### EXTRACTED MATERIAL
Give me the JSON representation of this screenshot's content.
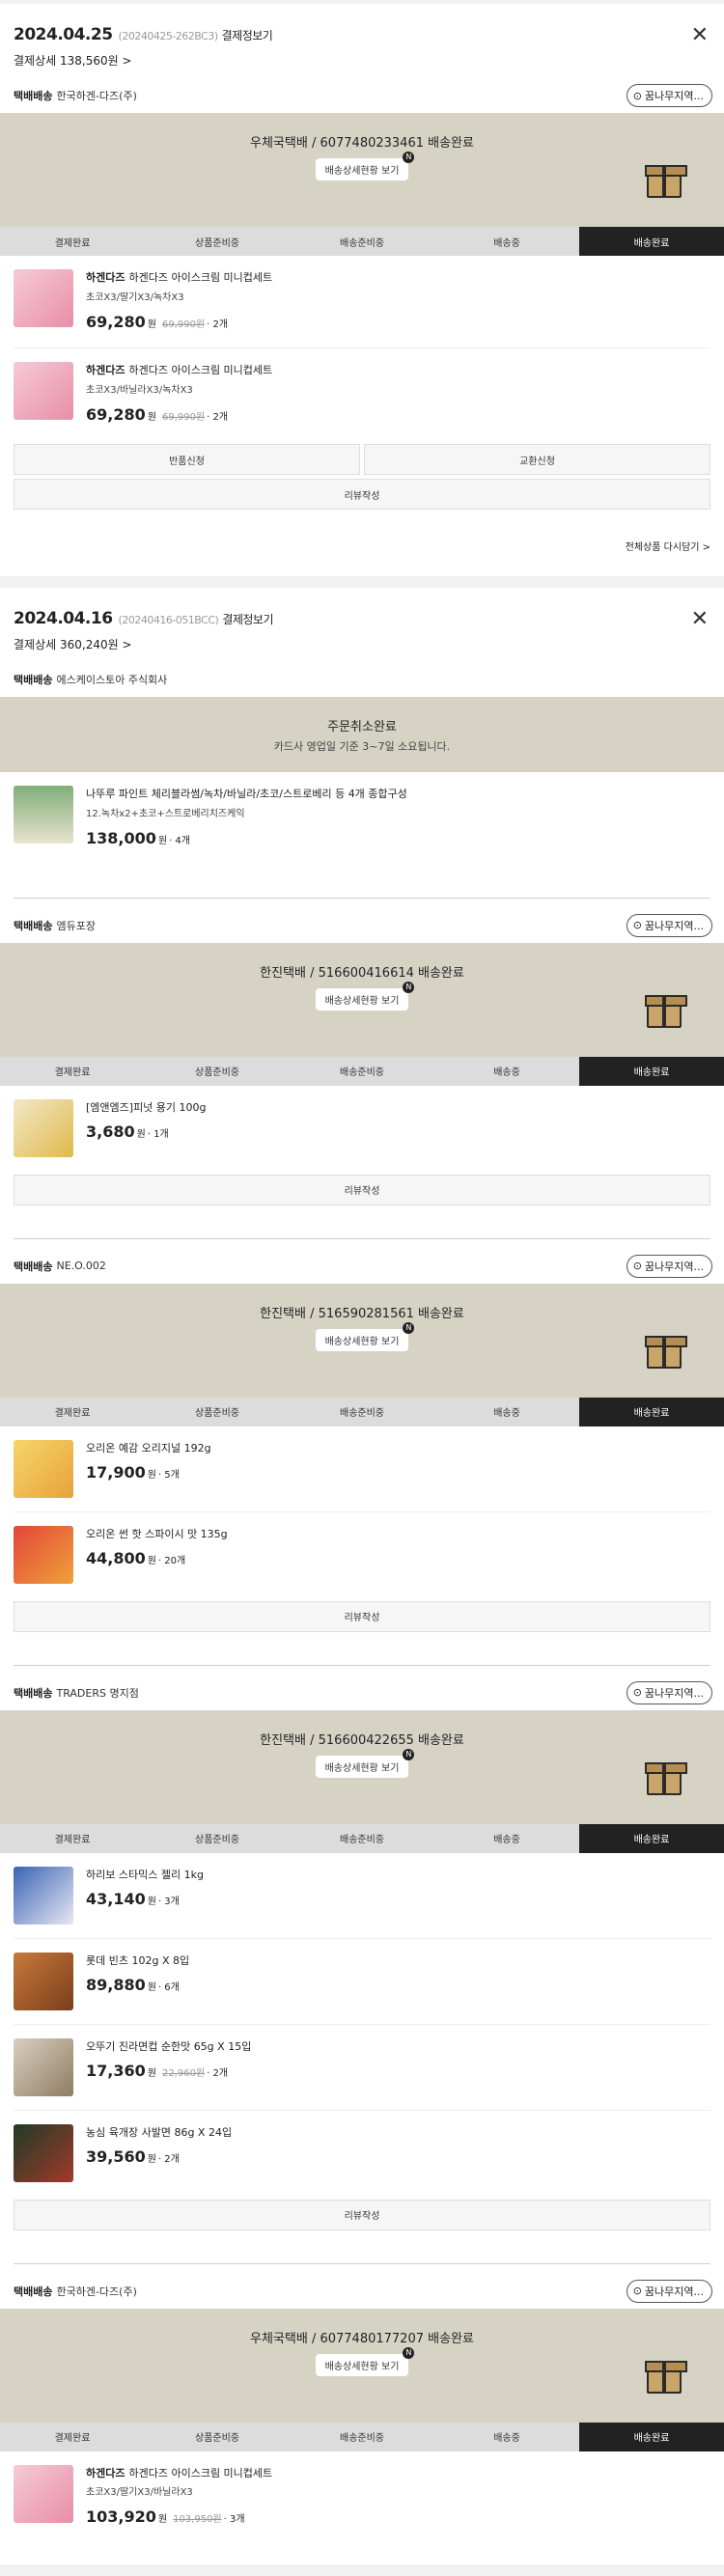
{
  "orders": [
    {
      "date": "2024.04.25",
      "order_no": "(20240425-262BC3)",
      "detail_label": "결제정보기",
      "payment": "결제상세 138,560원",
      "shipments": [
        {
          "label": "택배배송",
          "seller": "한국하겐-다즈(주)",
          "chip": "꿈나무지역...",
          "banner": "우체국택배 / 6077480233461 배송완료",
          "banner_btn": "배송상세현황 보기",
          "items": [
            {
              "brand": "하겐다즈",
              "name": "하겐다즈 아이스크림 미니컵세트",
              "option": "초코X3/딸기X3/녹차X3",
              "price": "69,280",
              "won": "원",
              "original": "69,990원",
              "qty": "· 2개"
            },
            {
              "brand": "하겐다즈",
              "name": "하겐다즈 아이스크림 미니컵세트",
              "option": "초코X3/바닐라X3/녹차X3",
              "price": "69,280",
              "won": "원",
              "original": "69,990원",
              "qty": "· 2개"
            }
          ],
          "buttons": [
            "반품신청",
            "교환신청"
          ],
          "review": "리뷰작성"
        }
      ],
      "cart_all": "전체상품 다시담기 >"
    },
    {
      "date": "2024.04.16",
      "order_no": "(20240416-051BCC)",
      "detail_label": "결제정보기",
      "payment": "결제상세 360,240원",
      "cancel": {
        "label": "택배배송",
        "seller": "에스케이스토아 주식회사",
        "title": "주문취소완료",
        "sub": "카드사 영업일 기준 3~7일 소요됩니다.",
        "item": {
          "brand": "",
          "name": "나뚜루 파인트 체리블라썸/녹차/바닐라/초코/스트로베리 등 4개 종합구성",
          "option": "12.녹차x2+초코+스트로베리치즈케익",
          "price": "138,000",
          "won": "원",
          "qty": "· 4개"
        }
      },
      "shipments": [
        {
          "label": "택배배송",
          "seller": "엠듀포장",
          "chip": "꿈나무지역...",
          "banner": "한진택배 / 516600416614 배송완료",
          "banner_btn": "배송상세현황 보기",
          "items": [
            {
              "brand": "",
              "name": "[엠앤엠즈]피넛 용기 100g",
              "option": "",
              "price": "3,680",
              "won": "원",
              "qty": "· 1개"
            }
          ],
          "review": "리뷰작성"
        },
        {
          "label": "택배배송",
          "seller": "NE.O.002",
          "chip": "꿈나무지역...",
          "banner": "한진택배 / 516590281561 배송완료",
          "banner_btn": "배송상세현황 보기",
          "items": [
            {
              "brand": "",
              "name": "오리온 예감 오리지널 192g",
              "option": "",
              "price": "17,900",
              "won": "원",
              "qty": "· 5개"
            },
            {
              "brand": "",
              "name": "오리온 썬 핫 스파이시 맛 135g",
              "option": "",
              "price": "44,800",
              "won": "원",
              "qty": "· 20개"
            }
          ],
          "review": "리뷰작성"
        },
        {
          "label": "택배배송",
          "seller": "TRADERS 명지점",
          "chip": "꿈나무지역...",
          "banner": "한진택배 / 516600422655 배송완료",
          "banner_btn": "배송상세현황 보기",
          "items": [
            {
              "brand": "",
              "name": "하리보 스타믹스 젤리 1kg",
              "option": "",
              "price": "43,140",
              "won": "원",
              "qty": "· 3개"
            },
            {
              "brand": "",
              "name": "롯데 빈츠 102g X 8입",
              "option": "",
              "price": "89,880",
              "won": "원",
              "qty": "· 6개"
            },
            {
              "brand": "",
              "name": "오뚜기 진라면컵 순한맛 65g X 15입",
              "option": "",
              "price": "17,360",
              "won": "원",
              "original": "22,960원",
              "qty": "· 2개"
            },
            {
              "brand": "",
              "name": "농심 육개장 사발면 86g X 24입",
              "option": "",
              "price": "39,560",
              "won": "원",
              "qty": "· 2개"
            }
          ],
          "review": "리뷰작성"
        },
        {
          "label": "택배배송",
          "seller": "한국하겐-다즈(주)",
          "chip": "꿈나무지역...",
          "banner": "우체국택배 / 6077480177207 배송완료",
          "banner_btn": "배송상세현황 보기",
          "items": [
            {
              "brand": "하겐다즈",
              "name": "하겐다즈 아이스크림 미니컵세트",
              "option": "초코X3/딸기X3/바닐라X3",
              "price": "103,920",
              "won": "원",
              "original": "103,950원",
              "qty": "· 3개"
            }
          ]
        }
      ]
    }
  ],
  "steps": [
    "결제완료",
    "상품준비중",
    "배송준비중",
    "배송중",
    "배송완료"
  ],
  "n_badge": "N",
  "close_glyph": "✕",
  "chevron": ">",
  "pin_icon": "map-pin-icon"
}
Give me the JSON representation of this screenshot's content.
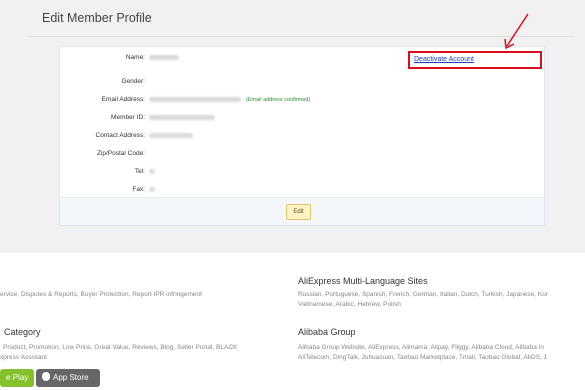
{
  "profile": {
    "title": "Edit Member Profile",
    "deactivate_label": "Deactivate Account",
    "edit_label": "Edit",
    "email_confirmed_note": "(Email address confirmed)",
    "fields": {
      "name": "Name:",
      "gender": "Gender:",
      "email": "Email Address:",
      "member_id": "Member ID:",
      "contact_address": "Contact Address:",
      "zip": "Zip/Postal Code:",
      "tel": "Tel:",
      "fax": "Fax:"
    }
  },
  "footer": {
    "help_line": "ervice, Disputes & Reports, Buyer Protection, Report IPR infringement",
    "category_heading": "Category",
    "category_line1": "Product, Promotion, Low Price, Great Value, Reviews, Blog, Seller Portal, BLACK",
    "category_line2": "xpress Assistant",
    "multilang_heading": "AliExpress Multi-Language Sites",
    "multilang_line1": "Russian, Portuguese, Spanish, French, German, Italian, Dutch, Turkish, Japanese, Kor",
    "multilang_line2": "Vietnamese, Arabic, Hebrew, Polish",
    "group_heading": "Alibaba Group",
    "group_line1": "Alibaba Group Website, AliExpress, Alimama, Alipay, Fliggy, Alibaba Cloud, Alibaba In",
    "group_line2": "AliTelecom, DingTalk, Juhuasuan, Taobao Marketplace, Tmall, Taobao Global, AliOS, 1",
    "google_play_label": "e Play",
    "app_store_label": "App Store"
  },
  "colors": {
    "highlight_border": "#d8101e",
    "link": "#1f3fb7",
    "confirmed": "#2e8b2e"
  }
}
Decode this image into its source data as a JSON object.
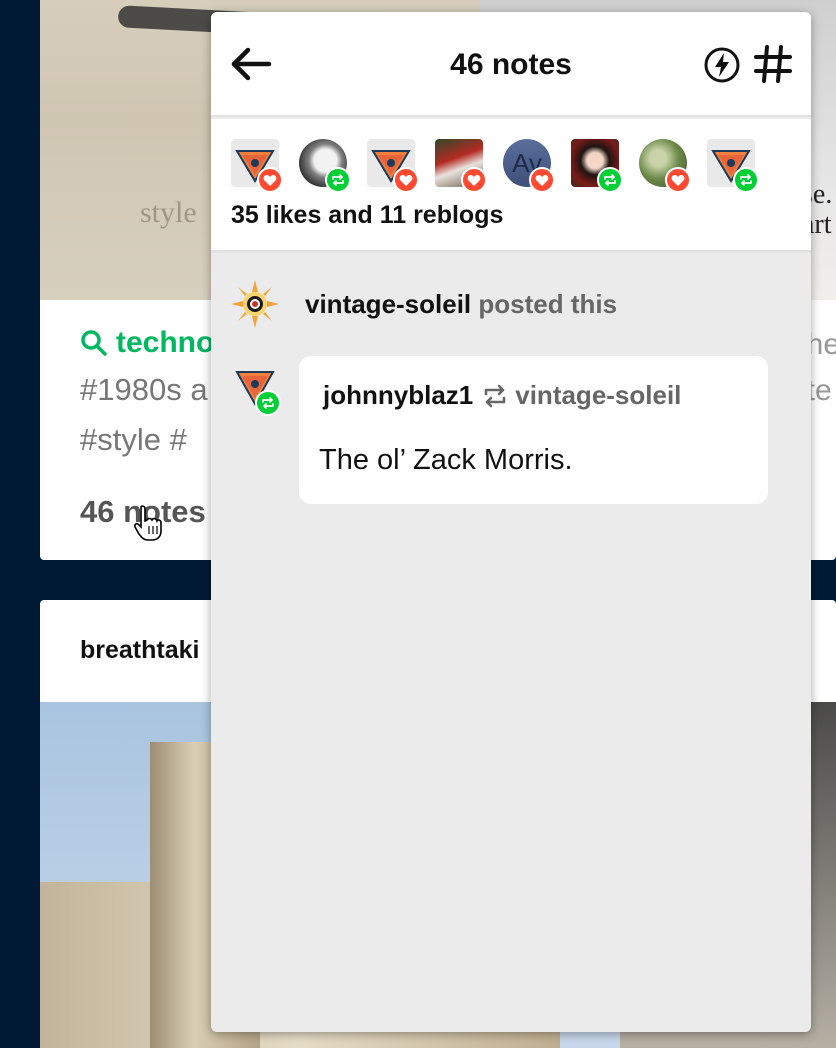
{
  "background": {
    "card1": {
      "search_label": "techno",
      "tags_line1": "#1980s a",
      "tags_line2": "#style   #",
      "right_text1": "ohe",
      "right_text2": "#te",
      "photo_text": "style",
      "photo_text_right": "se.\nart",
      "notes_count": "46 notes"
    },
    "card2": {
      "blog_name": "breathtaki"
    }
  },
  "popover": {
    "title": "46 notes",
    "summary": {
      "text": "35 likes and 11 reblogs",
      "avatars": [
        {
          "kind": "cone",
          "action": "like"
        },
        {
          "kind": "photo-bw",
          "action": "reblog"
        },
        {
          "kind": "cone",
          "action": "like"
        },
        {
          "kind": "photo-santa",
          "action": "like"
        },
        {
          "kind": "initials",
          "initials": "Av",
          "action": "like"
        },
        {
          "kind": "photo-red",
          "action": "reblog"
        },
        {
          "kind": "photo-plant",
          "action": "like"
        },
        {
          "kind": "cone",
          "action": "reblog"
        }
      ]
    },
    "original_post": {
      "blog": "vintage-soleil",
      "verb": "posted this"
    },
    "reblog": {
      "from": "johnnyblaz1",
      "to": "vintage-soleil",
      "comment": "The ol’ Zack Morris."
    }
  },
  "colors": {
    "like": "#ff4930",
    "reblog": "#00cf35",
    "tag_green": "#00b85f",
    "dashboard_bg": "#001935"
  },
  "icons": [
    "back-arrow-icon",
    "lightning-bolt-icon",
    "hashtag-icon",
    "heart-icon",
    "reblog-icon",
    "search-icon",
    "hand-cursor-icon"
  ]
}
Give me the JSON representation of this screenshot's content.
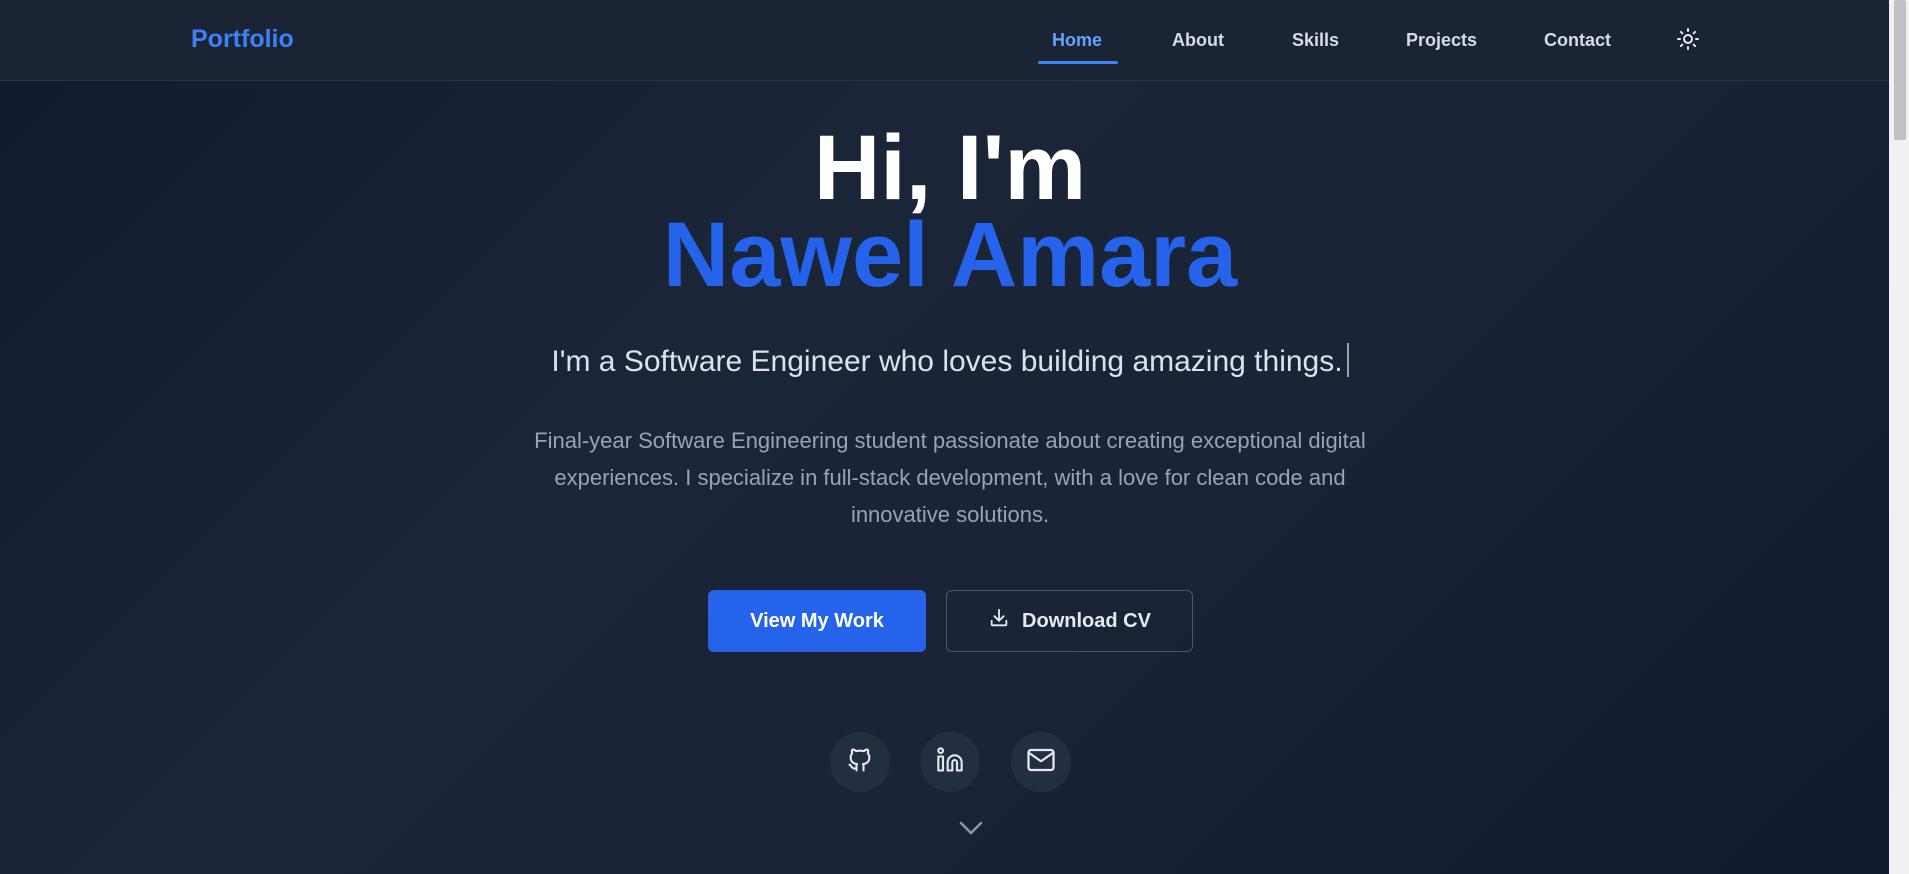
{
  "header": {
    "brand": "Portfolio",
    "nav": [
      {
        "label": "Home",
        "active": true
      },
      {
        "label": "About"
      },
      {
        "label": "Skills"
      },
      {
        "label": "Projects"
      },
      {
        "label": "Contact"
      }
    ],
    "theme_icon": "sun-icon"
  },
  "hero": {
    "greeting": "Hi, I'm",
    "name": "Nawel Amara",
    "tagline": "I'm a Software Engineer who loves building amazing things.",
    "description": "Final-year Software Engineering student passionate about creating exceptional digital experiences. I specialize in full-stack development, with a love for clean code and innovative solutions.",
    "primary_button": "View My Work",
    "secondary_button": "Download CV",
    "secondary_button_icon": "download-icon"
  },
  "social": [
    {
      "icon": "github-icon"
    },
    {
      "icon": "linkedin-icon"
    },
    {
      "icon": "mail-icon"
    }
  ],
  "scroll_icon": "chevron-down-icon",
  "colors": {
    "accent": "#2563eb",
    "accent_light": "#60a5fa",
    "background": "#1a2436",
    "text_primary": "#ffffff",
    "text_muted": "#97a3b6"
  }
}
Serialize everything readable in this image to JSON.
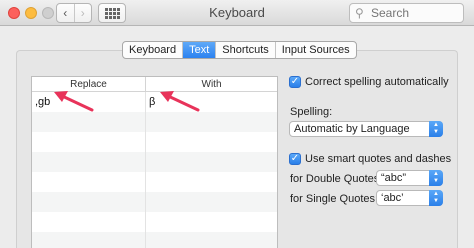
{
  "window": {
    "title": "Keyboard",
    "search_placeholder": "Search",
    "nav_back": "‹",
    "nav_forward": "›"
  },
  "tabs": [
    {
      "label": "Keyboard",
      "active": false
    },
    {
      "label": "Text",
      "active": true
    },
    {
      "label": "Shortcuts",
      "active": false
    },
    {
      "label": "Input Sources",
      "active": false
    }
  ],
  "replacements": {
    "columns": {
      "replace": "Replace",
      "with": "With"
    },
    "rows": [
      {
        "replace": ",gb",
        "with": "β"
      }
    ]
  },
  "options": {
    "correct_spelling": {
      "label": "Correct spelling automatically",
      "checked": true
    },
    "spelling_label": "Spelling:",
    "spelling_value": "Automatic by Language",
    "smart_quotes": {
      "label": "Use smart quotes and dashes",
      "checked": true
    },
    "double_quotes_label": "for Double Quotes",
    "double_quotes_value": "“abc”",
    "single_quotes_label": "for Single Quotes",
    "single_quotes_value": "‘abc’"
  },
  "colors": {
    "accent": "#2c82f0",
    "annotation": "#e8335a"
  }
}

### THE TASK
The lines to repeat start at the one holding "Serialize everything readable" and run through the last line of the records above; write them out exactly, both ends included, but not the pictures.

### TASK OUTPUT
Serialize everything readable in this image to JSON.
{
  "window": {
    "title": "Keyboard",
    "search_placeholder": "Search",
    "nav_back": "‹",
    "nav_forward": "›"
  },
  "tabs": [
    {
      "label": "Keyboard",
      "active": false
    },
    {
      "label": "Text",
      "active": true
    },
    {
      "label": "Shortcuts",
      "active": false
    },
    {
      "label": "Input Sources",
      "active": false
    }
  ],
  "replacements": {
    "columns": {
      "replace": "Replace",
      "with": "With"
    },
    "rows": [
      {
        "replace": ",gb",
        "with": "β"
      }
    ]
  },
  "options": {
    "correct_spelling": {
      "label": "Correct spelling automatically",
      "checked": true
    },
    "spelling_label": "Spelling:",
    "spelling_value": "Automatic by Language",
    "smart_quotes": {
      "label": "Use smart quotes and dashes",
      "checked": true
    },
    "double_quotes_label": "for Double Quotes",
    "double_quotes_value": "“abc”",
    "single_quotes_label": "for Single Quotes",
    "single_quotes_value": "‘abc’"
  },
  "colors": {
    "accent": "#2c82f0",
    "annotation": "#e8335a"
  }
}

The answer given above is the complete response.